[Some records]
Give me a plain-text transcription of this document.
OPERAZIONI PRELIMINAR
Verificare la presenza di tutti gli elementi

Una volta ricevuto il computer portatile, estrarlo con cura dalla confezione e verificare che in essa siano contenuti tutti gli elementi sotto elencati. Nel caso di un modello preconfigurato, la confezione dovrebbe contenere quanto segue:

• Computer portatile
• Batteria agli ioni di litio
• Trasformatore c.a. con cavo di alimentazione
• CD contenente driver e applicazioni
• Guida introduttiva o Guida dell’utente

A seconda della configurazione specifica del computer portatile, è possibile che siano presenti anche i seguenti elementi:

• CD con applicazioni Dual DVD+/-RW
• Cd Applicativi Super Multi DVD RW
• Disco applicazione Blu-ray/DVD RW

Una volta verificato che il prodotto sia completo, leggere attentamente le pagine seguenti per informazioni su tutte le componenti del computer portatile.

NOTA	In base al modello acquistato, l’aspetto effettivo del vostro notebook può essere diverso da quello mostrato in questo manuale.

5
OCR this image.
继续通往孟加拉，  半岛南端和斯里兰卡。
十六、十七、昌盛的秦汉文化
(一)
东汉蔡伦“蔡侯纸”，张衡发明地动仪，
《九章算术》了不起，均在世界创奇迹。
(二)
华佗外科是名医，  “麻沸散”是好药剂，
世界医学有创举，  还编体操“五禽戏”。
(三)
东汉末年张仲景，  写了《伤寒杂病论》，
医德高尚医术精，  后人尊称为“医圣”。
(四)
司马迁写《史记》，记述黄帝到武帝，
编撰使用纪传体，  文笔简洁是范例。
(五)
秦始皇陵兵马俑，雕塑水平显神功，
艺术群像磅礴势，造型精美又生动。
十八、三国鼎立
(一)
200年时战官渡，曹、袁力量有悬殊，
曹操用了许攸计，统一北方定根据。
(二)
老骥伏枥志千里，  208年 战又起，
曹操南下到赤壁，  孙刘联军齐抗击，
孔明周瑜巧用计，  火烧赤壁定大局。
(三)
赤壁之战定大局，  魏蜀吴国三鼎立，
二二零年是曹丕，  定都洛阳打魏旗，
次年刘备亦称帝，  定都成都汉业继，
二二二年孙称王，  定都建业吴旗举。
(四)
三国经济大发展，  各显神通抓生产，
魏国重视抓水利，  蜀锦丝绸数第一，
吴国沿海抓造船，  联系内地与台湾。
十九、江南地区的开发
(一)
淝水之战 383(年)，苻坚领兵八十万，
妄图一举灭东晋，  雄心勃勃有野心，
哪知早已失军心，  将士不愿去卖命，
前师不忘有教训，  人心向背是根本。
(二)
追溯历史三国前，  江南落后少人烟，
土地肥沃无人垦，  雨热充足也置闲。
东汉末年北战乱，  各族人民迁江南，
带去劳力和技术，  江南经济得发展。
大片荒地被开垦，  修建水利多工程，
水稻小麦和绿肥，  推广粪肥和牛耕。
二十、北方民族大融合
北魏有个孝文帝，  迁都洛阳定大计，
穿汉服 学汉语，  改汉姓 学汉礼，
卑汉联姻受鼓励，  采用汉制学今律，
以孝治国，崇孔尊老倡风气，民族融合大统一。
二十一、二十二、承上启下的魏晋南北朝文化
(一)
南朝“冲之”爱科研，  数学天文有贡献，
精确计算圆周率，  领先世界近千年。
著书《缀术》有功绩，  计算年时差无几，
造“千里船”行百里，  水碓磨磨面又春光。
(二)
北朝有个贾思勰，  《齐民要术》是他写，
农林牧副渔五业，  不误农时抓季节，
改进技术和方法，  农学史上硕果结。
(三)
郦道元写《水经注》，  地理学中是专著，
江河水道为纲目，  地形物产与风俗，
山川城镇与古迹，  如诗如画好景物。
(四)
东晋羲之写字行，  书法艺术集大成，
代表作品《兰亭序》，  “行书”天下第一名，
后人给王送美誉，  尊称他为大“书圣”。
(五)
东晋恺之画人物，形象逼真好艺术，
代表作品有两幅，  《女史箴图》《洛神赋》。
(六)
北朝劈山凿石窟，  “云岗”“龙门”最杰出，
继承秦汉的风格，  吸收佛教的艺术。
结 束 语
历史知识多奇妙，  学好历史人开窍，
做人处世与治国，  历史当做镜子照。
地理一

- [Exercise aim] How many lines of the listing above include the word "seguenti"? Reply with the number alone.

- [Task response] 2